What is expected: Provide an exact reproduction of every entry.

Provided entries:
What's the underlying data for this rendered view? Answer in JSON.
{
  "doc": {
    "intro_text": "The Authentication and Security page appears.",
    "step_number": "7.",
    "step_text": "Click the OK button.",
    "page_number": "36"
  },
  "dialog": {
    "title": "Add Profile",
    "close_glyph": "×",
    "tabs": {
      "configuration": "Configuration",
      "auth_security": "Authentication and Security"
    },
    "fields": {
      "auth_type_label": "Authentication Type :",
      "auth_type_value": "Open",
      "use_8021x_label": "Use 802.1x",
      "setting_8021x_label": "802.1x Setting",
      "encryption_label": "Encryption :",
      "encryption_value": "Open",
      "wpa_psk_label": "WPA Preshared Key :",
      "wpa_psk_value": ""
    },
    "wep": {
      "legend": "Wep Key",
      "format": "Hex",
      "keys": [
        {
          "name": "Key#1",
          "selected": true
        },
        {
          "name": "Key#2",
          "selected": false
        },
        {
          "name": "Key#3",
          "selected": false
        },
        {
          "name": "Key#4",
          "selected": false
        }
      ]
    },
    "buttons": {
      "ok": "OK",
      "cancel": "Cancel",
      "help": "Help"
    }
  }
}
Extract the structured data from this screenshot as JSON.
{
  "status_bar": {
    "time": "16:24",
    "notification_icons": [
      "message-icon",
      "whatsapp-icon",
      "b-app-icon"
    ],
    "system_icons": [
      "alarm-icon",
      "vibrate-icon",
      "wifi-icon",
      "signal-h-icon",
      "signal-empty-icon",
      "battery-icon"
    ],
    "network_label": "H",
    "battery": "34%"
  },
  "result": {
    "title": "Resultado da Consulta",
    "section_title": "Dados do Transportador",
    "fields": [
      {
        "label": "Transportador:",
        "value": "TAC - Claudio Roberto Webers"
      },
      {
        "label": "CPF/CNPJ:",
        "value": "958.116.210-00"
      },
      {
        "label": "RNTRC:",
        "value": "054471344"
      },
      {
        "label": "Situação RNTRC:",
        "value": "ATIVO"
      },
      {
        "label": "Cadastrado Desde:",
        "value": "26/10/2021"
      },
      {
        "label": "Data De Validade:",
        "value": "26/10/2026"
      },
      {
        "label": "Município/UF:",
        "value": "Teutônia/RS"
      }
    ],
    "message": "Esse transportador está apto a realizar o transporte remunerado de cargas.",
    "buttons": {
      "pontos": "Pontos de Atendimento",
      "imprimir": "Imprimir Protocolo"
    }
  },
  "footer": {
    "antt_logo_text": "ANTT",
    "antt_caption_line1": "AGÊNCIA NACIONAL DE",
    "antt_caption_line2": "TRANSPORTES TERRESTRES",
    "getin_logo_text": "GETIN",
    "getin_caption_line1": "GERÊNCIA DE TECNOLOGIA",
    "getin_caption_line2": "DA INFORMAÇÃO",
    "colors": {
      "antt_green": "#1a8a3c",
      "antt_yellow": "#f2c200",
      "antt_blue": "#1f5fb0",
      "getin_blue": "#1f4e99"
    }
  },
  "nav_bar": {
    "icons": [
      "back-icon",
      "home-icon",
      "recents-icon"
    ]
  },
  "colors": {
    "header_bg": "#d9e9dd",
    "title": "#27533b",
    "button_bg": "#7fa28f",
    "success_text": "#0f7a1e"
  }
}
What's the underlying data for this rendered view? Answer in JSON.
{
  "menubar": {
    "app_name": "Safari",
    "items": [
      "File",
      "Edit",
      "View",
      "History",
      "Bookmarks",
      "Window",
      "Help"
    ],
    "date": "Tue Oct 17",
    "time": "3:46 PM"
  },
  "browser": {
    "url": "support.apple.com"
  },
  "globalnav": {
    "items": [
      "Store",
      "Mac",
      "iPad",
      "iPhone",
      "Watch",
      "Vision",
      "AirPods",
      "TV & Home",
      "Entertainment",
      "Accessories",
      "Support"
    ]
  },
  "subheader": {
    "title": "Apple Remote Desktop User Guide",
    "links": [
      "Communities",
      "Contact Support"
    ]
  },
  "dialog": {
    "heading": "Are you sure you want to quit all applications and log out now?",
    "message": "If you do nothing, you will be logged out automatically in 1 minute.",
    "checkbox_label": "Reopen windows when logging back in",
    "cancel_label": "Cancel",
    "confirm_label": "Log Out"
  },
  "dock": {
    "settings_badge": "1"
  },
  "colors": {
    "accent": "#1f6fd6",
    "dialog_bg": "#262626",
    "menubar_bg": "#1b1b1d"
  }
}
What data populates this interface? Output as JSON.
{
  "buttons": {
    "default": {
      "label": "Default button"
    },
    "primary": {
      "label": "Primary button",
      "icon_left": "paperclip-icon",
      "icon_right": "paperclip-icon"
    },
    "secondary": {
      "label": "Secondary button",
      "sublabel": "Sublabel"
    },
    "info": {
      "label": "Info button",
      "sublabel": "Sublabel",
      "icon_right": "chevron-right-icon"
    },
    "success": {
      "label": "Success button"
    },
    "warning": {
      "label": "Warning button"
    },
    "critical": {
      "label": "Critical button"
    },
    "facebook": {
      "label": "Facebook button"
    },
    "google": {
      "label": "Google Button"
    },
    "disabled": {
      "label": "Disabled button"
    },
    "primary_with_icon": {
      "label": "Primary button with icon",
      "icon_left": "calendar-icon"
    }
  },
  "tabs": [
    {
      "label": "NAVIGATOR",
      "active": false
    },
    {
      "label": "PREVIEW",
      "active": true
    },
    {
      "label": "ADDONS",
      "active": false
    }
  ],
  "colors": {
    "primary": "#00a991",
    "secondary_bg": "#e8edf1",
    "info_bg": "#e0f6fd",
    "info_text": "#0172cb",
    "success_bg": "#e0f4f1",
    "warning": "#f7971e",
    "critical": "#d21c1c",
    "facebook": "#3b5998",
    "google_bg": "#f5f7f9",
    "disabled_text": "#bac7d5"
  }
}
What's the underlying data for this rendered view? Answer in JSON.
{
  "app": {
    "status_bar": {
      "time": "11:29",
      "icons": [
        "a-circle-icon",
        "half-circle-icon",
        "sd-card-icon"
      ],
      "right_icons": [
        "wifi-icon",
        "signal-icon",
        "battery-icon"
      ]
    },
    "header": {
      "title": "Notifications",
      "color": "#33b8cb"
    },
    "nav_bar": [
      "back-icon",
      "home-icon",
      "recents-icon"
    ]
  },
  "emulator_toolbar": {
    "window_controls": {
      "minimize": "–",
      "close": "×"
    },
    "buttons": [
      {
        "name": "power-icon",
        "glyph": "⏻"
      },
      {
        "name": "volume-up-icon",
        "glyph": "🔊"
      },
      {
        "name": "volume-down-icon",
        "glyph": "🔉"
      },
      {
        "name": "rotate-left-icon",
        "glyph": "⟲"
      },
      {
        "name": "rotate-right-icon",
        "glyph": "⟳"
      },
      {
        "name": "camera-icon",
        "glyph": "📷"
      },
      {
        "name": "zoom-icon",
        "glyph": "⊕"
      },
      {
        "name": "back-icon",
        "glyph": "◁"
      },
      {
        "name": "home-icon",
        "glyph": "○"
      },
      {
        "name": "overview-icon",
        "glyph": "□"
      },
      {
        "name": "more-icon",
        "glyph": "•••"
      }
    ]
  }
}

Reply to the exercise:
What's the underlying data for this rendered view? Answer in JSON.
{
  "doc": {
    "intro_text": "The Authentication and Security page appears.",
    "step_number": "7.",
    "step_text": "Click the OK button.",
    "page_number": "36"
  },
  "dialog": {
    "title": "Add Profile",
    "close_glyph": "×",
    "tabs": {
      "configuration": "Configuration",
      "auth_security": "Authentication and Security"
    },
    "fields": {
      "auth_type_label": "Authentication Type :",
      "auth_type_value": "Open",
      "use_8021x_label": "Use 802.1x",
      "setting_8021x_label": "802.1x Setting",
      "encryption_label": "Encryption :",
      "encryption_value": "Open",
      "wpa_psk_label": "WPA Preshared Key :",
      "wpa_psk_value": ""
    },
    "wep": {
      "legend": "Wep Key",
      "format": "Hex",
      "keys": [
        {
          "name": "Key#1",
          "selected": true
        },
        {
          "name": "Key#2",
          "selected": false
        },
        {
          "name": "Key#3",
          "selected": false
        },
        {
          "name": "Key#4",
          "selected": false
        }
      ]
    },
    "buttons": {
      "ok": "OK",
      "cancel": "Cancel",
      "help": "Help"
    }
  }
}
Extract the structured data from this screenshot as JSON.
{
  "status_bar": {
    "time": "16:24",
    "notification_icons": [
      "message-icon",
      "whatsapp-icon",
      "b-app-icon"
    ],
    "system_icons": [
      "alarm-icon",
      "vibrate-icon",
      "wifi-icon",
      "signal-h-icon",
      "signal-empty-icon",
      "battery-icon"
    ],
    "network_label": "H",
    "battery": "34%"
  },
  "result": {
    "title": "Resultado da Consulta",
    "section_title": "Dados do Transportador",
    "fields": [
      {
        "label": "Transportador:",
        "value": "TAC - Claudio Roberto Webers"
      },
      {
        "label": "CPF/CNPJ:",
        "value": "958.116.210-00"
      },
      {
        "label": "RNTRC:",
        "value": "054471344"
      },
      {
        "label": "Situação RNTRC:",
        "value": "ATIVO"
      },
      {
        "label": "Cadastrado Desde:",
        "value": "26/10/2021"
      },
      {
        "label": "Data De Validade:",
        "value": "26/10/2026"
      },
      {
        "label": "Município/UF:",
        "value": "Teutônia/RS"
      }
    ],
    "message": "Esse transportador está apto a realizar o transporte remunerado de cargas.",
    "buttons": {
      "pontos": "Pontos de Atendimento",
      "imprimir": "Imprimir Protocolo"
    }
  },
  "footer": {
    "antt_logo_text": "ANTT",
    "antt_caption_line1": "AGÊNCIA NACIONAL DE",
    "antt_caption_line2": "TRANSPORTES TERRESTRES",
    "getin_logo_text": "GETIN",
    "getin_caption_line1": "GERÊNCIA DE TECNOLOGIA",
    "getin_caption_line2": "DA INFORMAÇÃO",
    "colors": {
      "antt_green": "#1a8a3c",
      "antt_yellow": "#f2c200",
      "antt_blue": "#1f5fb0",
      "getin_blue": "#1f4e99"
    }
  },
  "nav_bar": {
    "icons": [
      "back-icon",
      "home-icon",
      "recents-icon"
    ]
  },
  "colors": {
    "header_bg": "#d9e9dd",
    "title": "#27533b",
    "button_bg": "#7fa28f",
    "success_text": "#0f7a1e"
  }
}
What's the underlying data for this rendered view? Answer in JSON.
{
  "menubar": {
    "app_name": "Safari",
    "items": [
      "File",
      "Edit",
      "View",
      "History",
      "Bookmarks",
      "Window",
      "Help"
    ],
    "date": "Tue Oct 17",
    "time": "3:46 PM"
  },
  "browser": {
    "url": "support.apple.com"
  },
  "globalnav": {
    "items": [
      "Store",
      "Mac",
      "iPad",
      "iPhone",
      "Watch",
      "Vision",
      "AirPods",
      "TV & Home",
      "Entertainment",
      "Accessories",
      "Support"
    ]
  },
  "subheader": {
    "title": "Apple Remote Desktop User Guide",
    "links": [
      "Communities",
      "Contact Support"
    ]
  },
  "dialog": {
    "heading": "Are you sure you want to quit all applications and log out now?",
    "message": "If you do nothing, you will be logged out automatically in 1 minute.",
    "checkbox_label": "Reopen windows when logging back in",
    "cancel_label": "Cancel",
    "confirm_label": "Log Out"
  },
  "dock": {
    "settings_badge": "1"
  },
  "colors": {
    "accent": "#1f6fd6",
    "dialog_bg": "#262626",
    "menubar_bg": "#1b1b1d"
  }
}
What data populates this interface? Output as JSON.
{
  "buttons": {
    "default": {
      "label": "Default button"
    },
    "primary": {
      "label": "Primary button",
      "icon_left": "paperclip-icon",
      "icon_right": "paperclip-icon"
    },
    "secondary": {
      "label": "Secondary button",
      "sublabel": "Sublabel"
    },
    "info": {
      "label": "Info button",
      "sublabel": "Sublabel",
      "icon_right": "chevron-right-icon"
    },
    "success": {
      "label": "Success button"
    },
    "warning": {
      "label": "Warning button"
    },
    "critical": {
      "label": "Critical button"
    },
    "facebook": {
      "label": "Facebook button"
    },
    "google": {
      "label": "Google Button"
    },
    "disabled": {
      "label": "Disabled button"
    },
    "primary_with_icon": {
      "label": "Primary button with icon",
      "icon_left": "calendar-icon"
    }
  },
  "tabs": [
    {
      "label": "NAVIGATOR",
      "active": false
    },
    {
      "label": "PREVIEW",
      "active": true
    },
    {
      "label": "ADDONS",
      "active": false
    }
  ],
  "colors": {
    "primary": "#00a991",
    "secondary_bg": "#e8edf1",
    "info_bg": "#e0f6fd",
    "info_text": "#0172cb",
    "success_bg": "#e0f4f1",
    "warning": "#f7971e",
    "critical": "#d21c1c",
    "facebook": "#3b5998",
    "google_bg": "#f5f7f9",
    "disabled_text": "#bac7d5"
  }
}
What's the underlying data for this rendered view? Answer in JSON.
{
  "app": {
    "status_bar": {
      "time": "11:29",
      "icons": [
        "a-circle-icon",
        "half-circle-icon",
        "sd-card-icon"
      ],
      "right_icons": [
        "wifi-icon",
        "signal-icon",
        "battery-icon"
      ]
    },
    "header": {
      "title": "Notifications",
      "color": "#33b8cb"
    },
    "nav_bar": [
      "back-icon",
      "home-icon",
      "recents-icon"
    ]
  },
  "emulator_toolbar": {
    "window_controls": {
      "minimize": "–",
      "close": "×"
    },
    "buttons": [
      {
        "name": "power-icon",
        "glyph": "⏻"
      },
      {
        "name": "volume-up-icon",
        "glyph": "🔊"
      },
      {
        "name": "volume-down-icon",
        "glyph": "🔉"
      },
      {
        "name": "rotate-left-icon",
        "glyph": "⟲"
      },
      {
        "name": "rotate-right-icon",
        "glyph": "⟳"
      },
      {
        "name": "camera-icon",
        "glyph": "📷"
      },
      {
        "name": "zoom-icon",
        "glyph": "⊕"
      },
      {
        "name": "back-icon",
        "glyph": "◁"
      },
      {
        "name": "home-icon",
        "glyph": "○"
      },
      {
        "name": "overview-icon",
        "glyph": "□"
      },
      {
        "name": "more-icon",
        "glyph": "•••"
      }
    ]
  }
}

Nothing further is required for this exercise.